──────── Passage to read

The union has been providing financial and organizational support to the fast-food protests that began in late 2012 in New York City and have included daylong strikes and a protest outside this year’s McDonald’s Corp. shareholder meeting that resulted in more than 130 arrests.

‘‘We want to talk about building leadership, power, and doing whatever it takes depending on what city they’re in and what the moment calls for,’’ said Fells, adding that the ramped-up actions will be ‘‘more high profile’’ and could include everything from civil disobedience to intensified efforts to organize workers.

The campaign comes as President Obama and many other Democrats across the country have attempted to make a campaign issue out of their call to increase the federal and state minimum wages. The current federal minimum wage of $7.25 an hour translates to about $15,000 a year for someone working 40 hours a week, though many fast-food workers get far fewer hours. Obama and others have called for increasing it to $10.10.

────────────────

# [The tasks]
a: Answer each question using the passage on fast-food protests:
(i) When and in which city did the fast-food protests begin?
(ii) How many arrests resulted from the protest outside the McDonald's Corp. shareholder meeting?
(iii) To what amount have Obama and others called for raising the federal minimum wage?
b: Write the next part of the passage on fast-food protests, starting after its final sentence.
The data that follow are separate material with no connection to the passage on fast-food protests.

──────── Data excerpt

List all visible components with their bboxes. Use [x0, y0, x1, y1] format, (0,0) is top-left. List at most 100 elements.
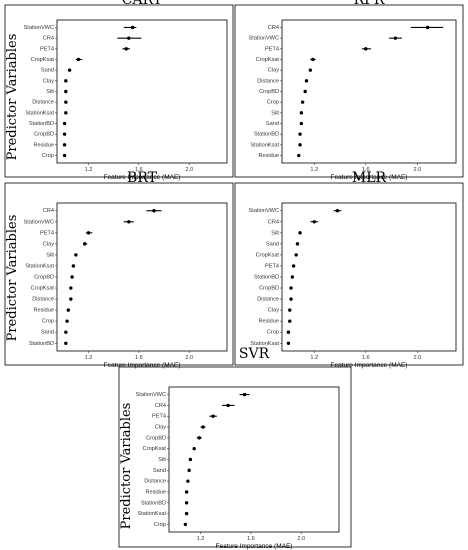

────────────────

# [Task-by-task outputs]
a:
(i) Late 2012, in New York City.
(ii) More than 130.
(iii) $10.10.

b:
Fast-food workers say even that is not enough because most people working in the industry now are adults with children. The restaurant industry has argued that a $15 hourly wage could lead to business closings and job cuts. The Seattle City Council recently voted to raise the city’s minimum wage to $15 an hour, phased in over several years.

A McDonald’s spokeswoman did not return a message seeking comment.

The National Restaurant Association said Thursday that increasing wages to $15 will not solve income inequality and that the campaign was an attempt by unions to boost dwindling membership.

‘‘Instead of demonizing an industry that opens doors for workers of all ages, backgrounds, and skill levels, the focus should be on finding better solutions to lift individuals out of poverty,’’ said Scott DeFife, the association’s executive vice president of policy and government affairs.